Extract from the listing each line in which the word "name" appears.

[Dataset excerpt]

* begin *

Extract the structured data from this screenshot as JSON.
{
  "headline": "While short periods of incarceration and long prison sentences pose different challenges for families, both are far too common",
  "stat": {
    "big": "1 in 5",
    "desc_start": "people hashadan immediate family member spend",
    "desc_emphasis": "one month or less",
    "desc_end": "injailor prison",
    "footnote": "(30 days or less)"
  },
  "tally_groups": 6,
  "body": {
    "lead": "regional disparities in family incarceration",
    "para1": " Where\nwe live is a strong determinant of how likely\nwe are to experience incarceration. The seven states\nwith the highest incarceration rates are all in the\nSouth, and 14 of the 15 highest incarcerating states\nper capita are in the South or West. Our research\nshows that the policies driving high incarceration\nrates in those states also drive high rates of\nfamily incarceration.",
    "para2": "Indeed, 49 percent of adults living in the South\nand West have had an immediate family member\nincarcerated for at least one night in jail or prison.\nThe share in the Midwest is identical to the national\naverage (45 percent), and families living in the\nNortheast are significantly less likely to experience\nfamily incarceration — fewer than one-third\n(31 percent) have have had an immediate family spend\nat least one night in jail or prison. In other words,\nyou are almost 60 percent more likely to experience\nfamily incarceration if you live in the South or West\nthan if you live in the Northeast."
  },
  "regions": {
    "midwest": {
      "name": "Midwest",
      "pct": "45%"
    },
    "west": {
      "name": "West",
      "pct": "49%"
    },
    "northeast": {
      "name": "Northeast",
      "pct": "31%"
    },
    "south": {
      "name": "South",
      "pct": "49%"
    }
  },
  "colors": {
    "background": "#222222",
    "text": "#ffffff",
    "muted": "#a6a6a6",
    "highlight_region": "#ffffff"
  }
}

* end *

Exercise output:
      "name": "Midwest",
      "name": "West",
      "name": "Northeast",
      "name": "South",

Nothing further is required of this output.